[Data entries for graphics]
=-=-=
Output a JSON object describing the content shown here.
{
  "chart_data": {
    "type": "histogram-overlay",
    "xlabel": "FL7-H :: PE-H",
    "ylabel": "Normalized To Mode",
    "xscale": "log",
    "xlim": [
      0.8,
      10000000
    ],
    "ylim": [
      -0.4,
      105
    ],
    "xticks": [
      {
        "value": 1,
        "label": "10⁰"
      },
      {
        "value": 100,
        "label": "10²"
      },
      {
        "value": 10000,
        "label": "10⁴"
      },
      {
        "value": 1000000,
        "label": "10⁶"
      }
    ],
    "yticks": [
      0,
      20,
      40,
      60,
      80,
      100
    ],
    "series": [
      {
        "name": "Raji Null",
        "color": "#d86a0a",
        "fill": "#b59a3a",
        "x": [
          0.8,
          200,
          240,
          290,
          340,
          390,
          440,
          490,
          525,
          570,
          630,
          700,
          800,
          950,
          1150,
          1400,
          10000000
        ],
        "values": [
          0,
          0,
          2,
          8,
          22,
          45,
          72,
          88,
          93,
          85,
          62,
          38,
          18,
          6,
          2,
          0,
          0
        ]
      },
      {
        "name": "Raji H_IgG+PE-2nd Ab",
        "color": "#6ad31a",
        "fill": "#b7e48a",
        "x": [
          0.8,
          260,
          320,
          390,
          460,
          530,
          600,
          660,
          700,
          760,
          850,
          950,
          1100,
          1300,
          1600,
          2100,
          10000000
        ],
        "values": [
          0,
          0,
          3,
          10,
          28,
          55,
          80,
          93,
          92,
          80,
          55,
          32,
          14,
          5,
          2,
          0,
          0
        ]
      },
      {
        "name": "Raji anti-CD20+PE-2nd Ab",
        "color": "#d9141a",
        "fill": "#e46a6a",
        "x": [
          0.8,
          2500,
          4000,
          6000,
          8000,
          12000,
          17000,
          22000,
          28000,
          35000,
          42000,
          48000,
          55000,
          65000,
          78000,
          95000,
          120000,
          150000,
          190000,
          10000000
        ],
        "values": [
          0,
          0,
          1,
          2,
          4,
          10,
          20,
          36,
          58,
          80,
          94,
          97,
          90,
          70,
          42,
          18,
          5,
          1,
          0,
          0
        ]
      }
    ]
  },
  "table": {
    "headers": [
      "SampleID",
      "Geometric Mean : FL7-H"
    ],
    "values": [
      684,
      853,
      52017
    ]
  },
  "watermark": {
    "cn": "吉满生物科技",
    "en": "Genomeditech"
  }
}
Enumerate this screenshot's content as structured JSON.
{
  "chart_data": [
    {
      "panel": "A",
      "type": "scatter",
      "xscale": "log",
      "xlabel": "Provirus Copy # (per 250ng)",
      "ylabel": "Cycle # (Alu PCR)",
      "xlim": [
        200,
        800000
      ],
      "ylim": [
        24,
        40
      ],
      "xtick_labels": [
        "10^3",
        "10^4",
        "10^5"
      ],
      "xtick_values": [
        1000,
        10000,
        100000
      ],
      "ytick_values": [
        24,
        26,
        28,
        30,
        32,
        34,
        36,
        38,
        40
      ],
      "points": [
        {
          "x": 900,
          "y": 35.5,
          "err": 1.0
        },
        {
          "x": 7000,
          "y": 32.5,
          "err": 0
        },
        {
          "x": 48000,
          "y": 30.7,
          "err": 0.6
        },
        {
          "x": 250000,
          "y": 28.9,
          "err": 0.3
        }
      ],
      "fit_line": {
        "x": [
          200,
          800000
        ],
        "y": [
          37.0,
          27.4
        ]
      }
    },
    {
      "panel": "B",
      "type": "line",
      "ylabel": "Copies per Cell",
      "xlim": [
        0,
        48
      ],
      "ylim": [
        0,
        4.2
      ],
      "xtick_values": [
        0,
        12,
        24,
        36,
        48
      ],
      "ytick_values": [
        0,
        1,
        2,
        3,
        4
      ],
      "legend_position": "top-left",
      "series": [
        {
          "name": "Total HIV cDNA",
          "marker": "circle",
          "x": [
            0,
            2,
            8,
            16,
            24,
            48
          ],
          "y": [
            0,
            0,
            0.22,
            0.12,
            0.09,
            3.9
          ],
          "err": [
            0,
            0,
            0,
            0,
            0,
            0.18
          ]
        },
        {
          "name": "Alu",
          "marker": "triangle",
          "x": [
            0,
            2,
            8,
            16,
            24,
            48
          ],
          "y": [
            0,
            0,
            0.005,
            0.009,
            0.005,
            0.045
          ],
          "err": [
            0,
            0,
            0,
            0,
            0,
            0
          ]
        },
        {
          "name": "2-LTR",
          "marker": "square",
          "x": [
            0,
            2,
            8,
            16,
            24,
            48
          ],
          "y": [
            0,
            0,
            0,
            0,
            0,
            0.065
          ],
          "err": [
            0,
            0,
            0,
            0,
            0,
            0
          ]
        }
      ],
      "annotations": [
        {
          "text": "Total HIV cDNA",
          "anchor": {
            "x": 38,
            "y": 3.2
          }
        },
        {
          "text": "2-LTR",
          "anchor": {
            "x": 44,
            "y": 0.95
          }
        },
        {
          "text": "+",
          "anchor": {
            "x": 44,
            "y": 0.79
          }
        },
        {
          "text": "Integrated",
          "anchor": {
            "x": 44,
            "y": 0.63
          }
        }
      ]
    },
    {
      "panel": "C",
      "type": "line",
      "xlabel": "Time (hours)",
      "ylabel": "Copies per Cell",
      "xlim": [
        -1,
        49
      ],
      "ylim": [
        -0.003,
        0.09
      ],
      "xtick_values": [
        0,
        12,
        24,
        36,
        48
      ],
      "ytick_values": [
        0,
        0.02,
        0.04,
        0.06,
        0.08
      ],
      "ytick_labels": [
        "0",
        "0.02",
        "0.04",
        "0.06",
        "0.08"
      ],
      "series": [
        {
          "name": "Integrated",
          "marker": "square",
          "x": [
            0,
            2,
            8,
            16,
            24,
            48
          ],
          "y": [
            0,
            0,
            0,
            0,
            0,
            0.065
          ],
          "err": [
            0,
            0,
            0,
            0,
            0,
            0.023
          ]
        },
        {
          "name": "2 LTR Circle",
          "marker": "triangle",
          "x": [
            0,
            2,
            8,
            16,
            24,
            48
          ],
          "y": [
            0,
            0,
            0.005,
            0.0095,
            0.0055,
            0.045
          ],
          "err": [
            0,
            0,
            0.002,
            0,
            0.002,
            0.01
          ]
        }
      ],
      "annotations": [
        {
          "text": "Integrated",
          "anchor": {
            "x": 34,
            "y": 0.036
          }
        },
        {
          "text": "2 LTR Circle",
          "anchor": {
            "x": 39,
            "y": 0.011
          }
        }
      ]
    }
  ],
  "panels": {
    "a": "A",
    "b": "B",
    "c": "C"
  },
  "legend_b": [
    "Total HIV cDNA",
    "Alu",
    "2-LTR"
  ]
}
=-=-=
= EXERCISE =
The goal is a faithful transcription of every entry above.

= SOLUTION TO THIS PROBLEM =
Output a JSON object describing the content shown here.
{
  "chart_data": {
    "type": "histogram-overlay",
    "xlabel": "FL7-H :: PE-H",
    "ylabel": "Normalized To Mode",
    "xscale": "log",
    "xlim": [
      0.8,
      10000000
    ],
    "ylim": [
      -0.4,
      105
    ],
    "xticks": [
      {
        "value": 1,
        "label": "10⁰"
      },
      {
        "value": 100,
        "label": "10²"
      },
      {
        "value": 10000,
        "label": "10⁴"
      },
      {
        "value": 1000000,
        "label": "10⁶"
      }
    ],
    "yticks": [
      0,
      20,
      40,
      60,
      80,
      100
    ],
    "series": [
      {
        "name": "Raji Null",
        "color": "#d86a0a",
        "fill": "#b59a3a",
        "x": [
          0.8,
          200,
          240,
          290,
          340,
          390,
          440,
          490,
          525,
          570,
          630,
          700,
          800,
          950,
          1150,
          1400,
          10000000
        ],
        "values": [
          0,
          0,
          2,
          8,
          22,
          45,
          72,
          88,
          93,
          85,
          62,
          38,
          18,
          6,
          2,
          0,
          0
        ]
      },
      {
        "name": "Raji H_IgG+PE-2nd Ab",
        "color": "#6ad31a",
        "fill": "#b7e48a",
        "x": [
          0.8,
          260,
          320,
          390,
          460,
          530,
          600,
          660,
          700,
          760,
          850,
          950,
          1100,
          1300,
          1600,
          2100,
          10000000
        ],
        "values": [
          0,
          0,
          3,
          10,
          28,
          55,
          80,
          93,
          92,
          80,
          55,
          32,
          14,
          5,
          2,
          0,
          0
        ]
      },
      {
        "name": "Raji anti-CD20+PE-2nd Ab",
        "color": "#d9141a",
        "fill": "#e46a6a",
        "x": [
          0.8,
          2500,
          4000,
          6000,
          8000,
          12000,
          17000,
          22000,
          28000,
          35000,
          42000,
          48000,
          55000,
          65000,
          78000,
          95000,
          120000,
          150000,
          190000,
          10000000
        ],
        "values": [
          0,
          0,
          1,
          2,
          4,
          10,
          20,
          36,
          58,
          80,
          94,
          97,
          90,
          70,
          42,
          18,
          5,
          1,
          0,
          0
        ]
      }
    ]
  },
  "table": {
    "headers": [
      "SampleID",
      "Geometric Mean : FL7-H"
    ],
    "values": [
      684,
      853,
      52017
    ]
  },
  "watermark": {
    "cn": "吉满生物科技",
    "en": "Genomeditech"
  }
}
Enumerate this screenshot's content as structured JSON.
{
  "chart_data": [
    {
      "panel": "A",
      "type": "scatter",
      "xscale": "log",
      "xlabel": "Provirus Copy # (per 250ng)",
      "ylabel": "Cycle # (Alu PCR)",
      "xlim": [
        200,
        800000
      ],
      "ylim": [
        24,
        40
      ],
      "xtick_labels": [
        "10^3",
        "10^4",
        "10^5"
      ],
      "xtick_values": [
        1000,
        10000,
        100000
      ],
      "ytick_values": [
        24,
        26,
        28,
        30,
        32,
        34,
        36,
        38,
        40
      ],
      "points": [
        {
          "x": 900,
          "y": 35.5,
          "err": 1.0
        },
        {
          "x": 7000,
          "y": 32.5,
          "err": 0
        },
        {
          "x": 48000,
          "y": 30.7,
          "err": 0.6
        },
        {
          "x": 250000,
          "y": 28.9,
          "err": 0.3
        }
      ],
      "fit_line": {
        "x": [
          200,
          800000
        ],
        "y": [
          37.0,
          27.4
        ]
      }
    },
    {
      "panel": "B",
      "type": "line",
      "ylabel": "Copies per Cell",
      "xlim": [
        0,
        48
      ],
      "ylim": [
        0,
        4.2
      ],
      "xtick_values": [
        0,
        12,
        24,
        36,
        48
      ],
      "ytick_values": [
        0,
        1,
        2,
        3,
        4
      ],
      "legend_position": "top-left",
      "series": [
        {
          "name": "Total HIV cDNA",
          "marker": "circle",
          "x": [
            0,
            2,
            8,
            16,
            24,
            48
          ],
          "y": [
            0,
            0,
            0.22,
            0.12,
            0.09,
            3.9
          ],
          "err": [
            0,
            0,
            0,
            0,
            0,
            0.18
          ]
        },
        {
          "name": "Alu",
          "marker": "triangle",
          "x": [
            0,
            2,
            8,
            16,
            24,
            48
          ],
          "y": [
            0,
            0,
            0.005,
            0.009,
            0.005,
            0.045
          ],
          "err": [
            0,
            0,
            0,
            0,
            0,
            0
          ]
        },
        {
          "name": "2-LTR",
          "marker": "square",
          "x": [
            0,
            2,
            8,
            16,
            24,
            48
          ],
          "y": [
            0,
            0,
            0,
            0,
            0,
            0.065
          ],
          "err": [
            0,
            0,
            0,
            0,
            0,
            0
          ]
        }
      ],
      "annotations": [
        {
          "text": "Total HIV cDNA",
          "anchor": {
            "x": 38,
            "y": 3.2
          }
        },
        {
          "text": "2-LTR",
          "anchor": {
            "x": 44,
            "y": 0.95
          }
        },
        {
          "text": "+",
          "anchor": {
            "x": 44,
            "y": 0.79
          }
        },
        {
          "text": "Integrated",
          "anchor": {
            "x": 44,
            "y": 0.63
          }
        }
      ]
    },
    {
      "panel": "C",
      "type": "line",
      "xlabel": "Time (hours)",
      "ylabel": "Copies per Cell",
      "xlim": [
        -1,
        49
      ],
      "ylim": [
        -0.003,
        0.09
      ],
      "xtick_values": [
        0,
        12,
        24,
        36,
        48
      ],
      "ytick_values": [
        0,
        0.02,
        0.04,
        0.06,
        0.08
      ],
      "ytick_labels": [
        "0",
        "0.02",
        "0.04",
        "0.06",
        "0.08"
      ],
      "series": [
        {
          "name": "Integrated",
          "marker": "square",
          "x": [
            0,
            2,
            8,
            16,
            24,
            48
          ],
          "y": [
            0,
            0,
            0,
            0,
            0,
            0.065
          ],
          "err": [
            0,
            0,
            0,
            0,
            0,
            0.023
          ]
        },
        {
          "name": "2 LTR Circle",
          "marker": "triangle",
          "x": [
            0,
            2,
            8,
            16,
            24,
            48
          ],
          "y": [
            0,
            0,
            0.005,
            0.0095,
            0.0055,
            0.045
          ],
          "err": [
            0,
            0,
            0.002,
            0,
            0.002,
            0.01
          ]
        }
      ],
      "annotations": [
        {
          "text": "Integrated",
          "anchor": {
            "x": 34,
            "y": 0.036
          }
        },
        {
          "text": "2 LTR Circle",
          "anchor": {
            "x": 39,
            "y": 0.011
          }
        }
      ]
    }
  ],
  "panels": {
    "a": "A",
    "b": "B",
    "c": "C"
  },
  "legend_b": [
    "Total HIV cDNA",
    "Alu",
    "2-LTR"
  ]
}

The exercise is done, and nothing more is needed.